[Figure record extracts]

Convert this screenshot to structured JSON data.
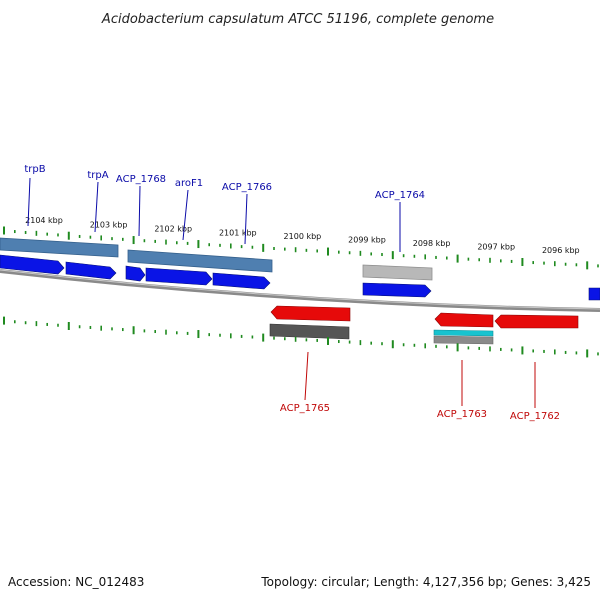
{
  "title": "Acidobacterium capsulatum ATCC 51196, complete genome",
  "footer": {
    "accession": "Accession: NC_012483",
    "topology": "Topology: circular; Length: 4,127,356 bp; Genes: 3,425"
  },
  "colors": {
    "forward_gene": "#0a14e6",
    "forward_gene_label": "#0a0aa8",
    "reverse_gene": "#e60a0a",
    "reverse_gene_label": "#c00808",
    "tick": "#1f8a1f",
    "cds_track_forward": "#4f7fb0",
    "backbone": "#888888"
  },
  "scale": {
    "unit": "kbp",
    "ticks": [
      {
        "label": "2104 kbp",
        "value": 2104
      },
      {
        "label": "2103 kbp",
        "value": 2103
      },
      {
        "label": "2102 kbp",
        "value": 2102
      },
      {
        "label": "2101 kbp",
        "value": 2101
      },
      {
        "label": "2100 kbp",
        "value": 2100
      },
      {
        "label": "2099 kbp",
        "value": 2099
      },
      {
        "label": "2098 kbp",
        "value": 2098
      },
      {
        "label": "2097 kbp",
        "value": 2097
      },
      {
        "label": "2096 kbp",
        "value": 2096
      }
    ]
  },
  "genes": [
    {
      "id": "trpB",
      "label": "trpB",
      "strand": "+"
    },
    {
      "id": "trpA",
      "label": "trpA",
      "strand": "+"
    },
    {
      "id": "ACP_1768",
      "label": "ACP_1768",
      "strand": "+"
    },
    {
      "id": "aroF1",
      "label": "aroF1",
      "strand": "+"
    },
    {
      "id": "ACP_1766",
      "label": "ACP_1766",
      "strand": "+"
    },
    {
      "id": "ACP_1765",
      "label": "ACP_1765",
      "strand": "-"
    },
    {
      "id": "ACP_1764",
      "label": "ACP_1764",
      "strand": "+"
    },
    {
      "id": "ACP_1763",
      "label": "ACP_1763",
      "strand": "-"
    },
    {
      "id": "ACP_1762",
      "label": "ACP_1762",
      "strand": "-"
    }
  ]
}
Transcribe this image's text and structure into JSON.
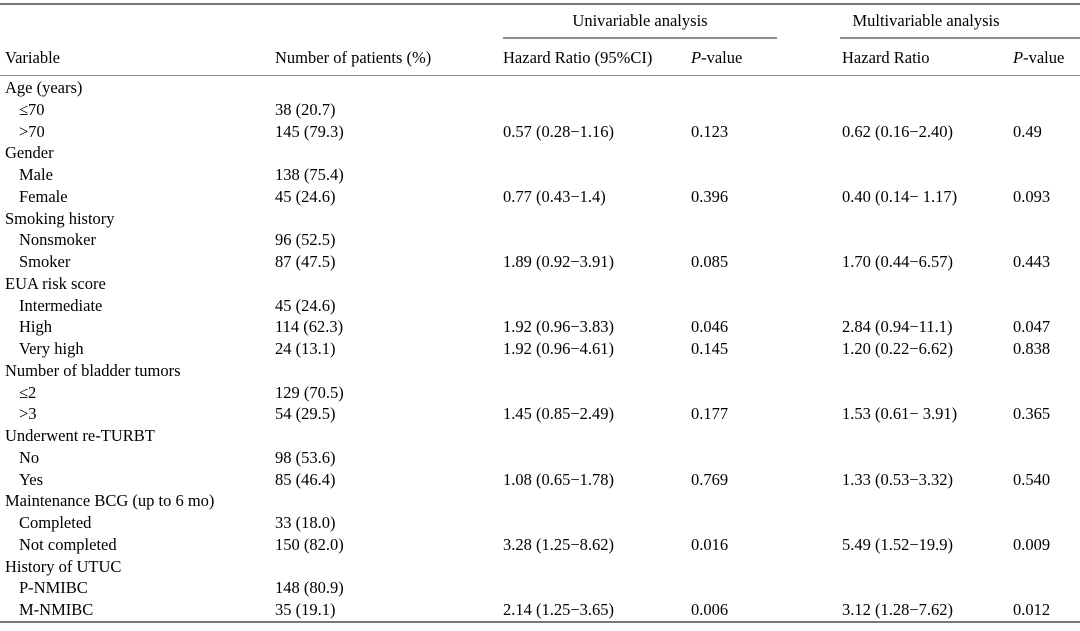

= WHAT TO PRODUCE =
If a line in the records above holds the string "value", copy it.

= THE ANSWER =
        "value": 2104
        "value": 2103
        "value": 2102
        "value": 2101
        "value": 2100
        "value": 2099
        "value": 2098
        "value": 2097
        "value": 2096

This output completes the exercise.